**Given problem:** Every entry must be echoed exactly.

**Data provided:**
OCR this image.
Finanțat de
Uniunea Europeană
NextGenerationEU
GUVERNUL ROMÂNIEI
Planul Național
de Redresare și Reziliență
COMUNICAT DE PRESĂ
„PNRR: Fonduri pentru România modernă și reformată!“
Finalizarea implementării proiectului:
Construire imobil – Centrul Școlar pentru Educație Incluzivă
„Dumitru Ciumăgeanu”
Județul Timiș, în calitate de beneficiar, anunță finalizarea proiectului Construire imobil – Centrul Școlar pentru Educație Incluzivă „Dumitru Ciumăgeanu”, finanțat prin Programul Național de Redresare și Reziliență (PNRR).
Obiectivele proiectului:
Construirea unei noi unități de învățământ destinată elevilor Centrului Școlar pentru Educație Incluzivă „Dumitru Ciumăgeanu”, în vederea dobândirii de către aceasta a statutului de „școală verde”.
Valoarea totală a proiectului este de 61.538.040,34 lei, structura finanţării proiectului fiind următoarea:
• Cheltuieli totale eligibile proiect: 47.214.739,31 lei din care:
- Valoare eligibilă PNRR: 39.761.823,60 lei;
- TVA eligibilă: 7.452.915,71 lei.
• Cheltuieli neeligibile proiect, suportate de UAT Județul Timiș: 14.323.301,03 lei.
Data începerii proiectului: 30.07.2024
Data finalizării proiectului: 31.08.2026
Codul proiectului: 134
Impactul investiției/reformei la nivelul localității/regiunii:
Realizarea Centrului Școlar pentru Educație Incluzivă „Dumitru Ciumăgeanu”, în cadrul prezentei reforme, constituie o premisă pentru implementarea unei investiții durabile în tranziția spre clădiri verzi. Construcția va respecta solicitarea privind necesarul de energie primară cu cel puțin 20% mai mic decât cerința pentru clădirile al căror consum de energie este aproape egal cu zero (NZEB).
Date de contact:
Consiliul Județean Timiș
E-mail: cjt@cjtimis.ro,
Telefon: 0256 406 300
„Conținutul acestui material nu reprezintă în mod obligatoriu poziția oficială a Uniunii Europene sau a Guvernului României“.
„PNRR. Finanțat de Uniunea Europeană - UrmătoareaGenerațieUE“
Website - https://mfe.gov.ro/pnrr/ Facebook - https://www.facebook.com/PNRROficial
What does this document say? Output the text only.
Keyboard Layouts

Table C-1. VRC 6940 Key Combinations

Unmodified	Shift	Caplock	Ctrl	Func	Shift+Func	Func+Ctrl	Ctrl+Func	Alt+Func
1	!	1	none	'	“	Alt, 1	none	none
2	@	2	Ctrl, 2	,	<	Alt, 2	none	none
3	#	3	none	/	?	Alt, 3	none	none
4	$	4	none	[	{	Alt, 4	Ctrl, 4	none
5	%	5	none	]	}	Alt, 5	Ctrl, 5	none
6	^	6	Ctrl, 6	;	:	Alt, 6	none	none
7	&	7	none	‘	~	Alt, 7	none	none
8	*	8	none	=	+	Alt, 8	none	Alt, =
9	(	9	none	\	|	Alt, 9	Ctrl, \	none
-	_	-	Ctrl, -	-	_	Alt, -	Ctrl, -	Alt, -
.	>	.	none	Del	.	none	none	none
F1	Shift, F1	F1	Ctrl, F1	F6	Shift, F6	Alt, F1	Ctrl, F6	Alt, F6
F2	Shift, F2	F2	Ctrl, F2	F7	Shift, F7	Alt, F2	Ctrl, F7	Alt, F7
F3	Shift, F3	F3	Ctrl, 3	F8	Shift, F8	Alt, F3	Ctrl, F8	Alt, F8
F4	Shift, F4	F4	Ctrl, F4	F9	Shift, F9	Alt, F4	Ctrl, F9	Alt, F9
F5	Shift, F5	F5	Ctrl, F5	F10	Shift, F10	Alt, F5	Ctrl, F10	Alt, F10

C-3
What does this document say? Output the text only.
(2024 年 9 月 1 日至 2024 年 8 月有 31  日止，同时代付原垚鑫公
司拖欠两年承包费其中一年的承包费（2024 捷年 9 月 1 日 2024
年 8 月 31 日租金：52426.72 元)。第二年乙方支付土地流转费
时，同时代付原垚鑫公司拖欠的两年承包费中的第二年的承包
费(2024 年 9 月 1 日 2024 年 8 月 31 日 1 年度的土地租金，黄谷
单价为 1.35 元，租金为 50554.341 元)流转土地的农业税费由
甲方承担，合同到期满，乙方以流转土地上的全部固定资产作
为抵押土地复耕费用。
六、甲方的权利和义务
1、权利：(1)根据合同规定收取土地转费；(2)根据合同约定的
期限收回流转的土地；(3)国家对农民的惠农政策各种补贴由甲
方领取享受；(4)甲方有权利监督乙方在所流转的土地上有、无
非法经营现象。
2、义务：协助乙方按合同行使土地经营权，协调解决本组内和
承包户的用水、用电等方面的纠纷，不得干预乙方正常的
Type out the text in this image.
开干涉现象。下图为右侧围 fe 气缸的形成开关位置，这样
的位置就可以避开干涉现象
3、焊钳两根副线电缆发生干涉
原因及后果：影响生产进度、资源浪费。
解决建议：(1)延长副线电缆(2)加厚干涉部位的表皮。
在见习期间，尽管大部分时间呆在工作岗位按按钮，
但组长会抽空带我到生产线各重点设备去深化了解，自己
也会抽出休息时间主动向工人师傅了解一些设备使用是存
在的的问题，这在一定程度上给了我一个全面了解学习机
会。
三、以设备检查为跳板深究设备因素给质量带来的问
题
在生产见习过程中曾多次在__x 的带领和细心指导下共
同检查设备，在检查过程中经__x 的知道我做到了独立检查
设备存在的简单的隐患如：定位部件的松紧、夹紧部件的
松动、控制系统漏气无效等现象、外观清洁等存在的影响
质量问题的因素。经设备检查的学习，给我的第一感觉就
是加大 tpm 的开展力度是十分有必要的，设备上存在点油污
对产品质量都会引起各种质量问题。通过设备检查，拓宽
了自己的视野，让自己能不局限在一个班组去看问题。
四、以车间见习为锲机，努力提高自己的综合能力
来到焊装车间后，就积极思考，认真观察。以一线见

**Full response:**
OCR this image.
Finanțat de
Uniunea Europeană
NextGenerationEU
GUVERNUL ROMÂNIEI
Planul Național
de Redresare și Reziliență
COMUNICAT DE PRESĂ
„PNRR: Fonduri pentru România modernă și reformată!“
Finalizarea implementării proiectului:
Construire imobil – Centrul Școlar pentru Educație Incluzivă
„Dumitru Ciumăgeanu”
Județul Timiș, în calitate de beneficiar, anunță finalizarea proiectului Construire imobil – Centrul Școlar pentru Educație Incluzivă „Dumitru Ciumăgeanu”, finanțat prin Programul Național de Redresare și Reziliență (PNRR).
Obiectivele proiectului:
Construirea unei noi unități de învățământ destinată elevilor Centrului Școlar pentru Educație Incluzivă „Dumitru Ciumăgeanu”, în vederea dobândirii de către aceasta a statutului de „școală verde”.
Valoarea totală a proiectului este de 61.538.040,34 lei, structura finanţării proiectului fiind următoarea:
• Cheltuieli totale eligibile proiect: 47.214.739,31 lei din care:
- Valoare eligibilă PNRR: 39.761.823,60 lei;
- TVA eligibilă: 7.452.915,71 lei.
• Cheltuieli neeligibile proiect, suportate de UAT Județul Timiș: 14.323.301,03 lei.
Data începerii proiectului: 30.07.2024
Data finalizării proiectului: 31.08.2026
Codul proiectului: 134
Impactul investiției/reformei la nivelul localității/regiunii:
Realizarea Centrului Școlar pentru Educație Incluzivă „Dumitru Ciumăgeanu”, în cadrul prezentei reforme, constituie o premisă pentru implementarea unei investiții durabile în tranziția spre clădiri verzi. Construcția va respecta solicitarea privind necesarul de energie primară cu cel puțin 20% mai mic decât cerința pentru clădirile al căror consum de energie este aproape egal cu zero (NZEB).
Date de contact:
Consiliul Județean Timiș
E-mail: cjt@cjtimis.ro,
Telefon: 0256 406 300
„Conținutul acestui material nu reprezintă în mod obligatoriu poziția oficială a Uniunii Europene sau a Guvernului României“.
„PNRR. Finanțat de Uniunea Europeană - UrmătoareaGenerațieUE“
Website - https://mfe.gov.ro/pnrr/ Facebook - https://www.facebook.com/PNRROficial
What does this document say? Output the text only.
Keyboard Layouts

Table C-1. VRC 6940 Key Combinations

Unmodified	Shift	Caplock	Ctrl	Func	Shift+Func	Func+Ctrl	Ctrl+Func	Alt+Func
1	!	1	none	'	“	Alt, 1	none	none
2	@	2	Ctrl, 2	,	<	Alt, 2	none	none
3	#	3	none	/	?	Alt, 3	none	none
4	$	4	none	[	{	Alt, 4	Ctrl, 4	none
5	%	5	none	]	}	Alt, 5	Ctrl, 5	none
6	^	6	Ctrl, 6	;	:	Alt, 6	none	none
7	&	7	none	‘	~	Alt, 7	none	none
8	*	8	none	=	+	Alt, 8	none	Alt, =
9	(	9	none	\	|	Alt, 9	Ctrl, \	none
-	_	-	Ctrl, -	-	_	Alt, -	Ctrl, -	Alt, -
.	>	.	none	Del	.	none	none	none
F1	Shift, F1	F1	Ctrl, F1	F6	Shift, F6	Alt, F1	Ctrl, F6	Alt, F6
F2	Shift, F2	F2	Ctrl, F2	F7	Shift, F7	Alt, F2	Ctrl, F7	Alt, F7
F3	Shift, F3	F3	Ctrl, 3	F8	Shift, F8	Alt, F3	Ctrl, F8	Alt, F8
F4	Shift, F4	F4	Ctrl, F4	F9	Shift, F9	Alt, F4	Ctrl, F9	Alt, F9
F5	Shift, F5	F5	Ctrl, F5	F10	Shift, F10	Alt, F5	Ctrl, F10	Alt, F10

C-3
What does this document say? Output the text only.
(2024 年 9 月 1 日至 2024 年 8 月有 31  日止，同时代付原垚鑫公
司拖欠两年承包费其中一年的承包费（2024 捷年 9 月 1 日 2024
年 8 月 31 日租金：52426.72 元)。第二年乙方支付土地流转费
时，同时代付原垚鑫公司拖欠的两年承包费中的第二年的承包
费(2024 年 9 月 1 日 2024 年 8 月 31 日 1 年度的土地租金，黄谷
单价为 1.35 元，租金为 50554.341 元)流转土地的农业税费由
甲方承担，合同到期满，乙方以流转土地上的全部固定资产作
为抵押土地复耕费用。
六、甲方的权利和义务
1、权利：(1)根据合同规定收取土地转费；(2)根据合同约定的
期限收回流转的土地；(3)国家对农民的惠农政策各种补贴由甲
方领取享受；(4)甲方有权利监督乙方在所流转的土地上有、无
非法经营现象。
2、义务：协助乙方按合同行使土地经营权，协调解决本组内和
承包户的用水、用电等方面的纠纷，不得干预乙方正常的
Type out the text in this image.
开干涉现象。下图为右侧围 fe 气缸的形成开关位置，这样
的位置就可以避开干涉现象
3、焊钳两根副线电缆发生干涉
原因及后果：影响生产进度、资源浪费。
解决建议：(1)延长副线电缆(2)加厚干涉部位的表皮。
在见习期间，尽管大部分时间呆在工作岗位按按钮，
但组长会抽空带我到生产线各重点设备去深化了解，自己
也会抽出休息时间主动向工人师傅了解一些设备使用是存
在的的问题，这在一定程度上给了我一个全面了解学习机
会。
三、以设备检查为跳板深究设备因素给质量带来的问
题
在生产见习过程中曾多次在__x 的带领和细心指导下共
同检查设备，在检查过程中经__x 的知道我做到了独立检查
设备存在的简单的隐患如：定位部件的松紧、夹紧部件的
松动、控制系统漏气无效等现象、外观清洁等存在的影响
质量问题的因素。经设备检查的学习，给我的第一感觉就
是加大 tpm 的开展力度是十分有必要的，设备上存在点油污
对产品质量都会引起各种质量问题。通过设备检查，拓宽
了自己的视野，让自己能不局限在一个班组去看问题。
四、以车间见习为锲机，努力提高自己的综合能力
来到焊装车间后，就积极思考，认真观察。以一线见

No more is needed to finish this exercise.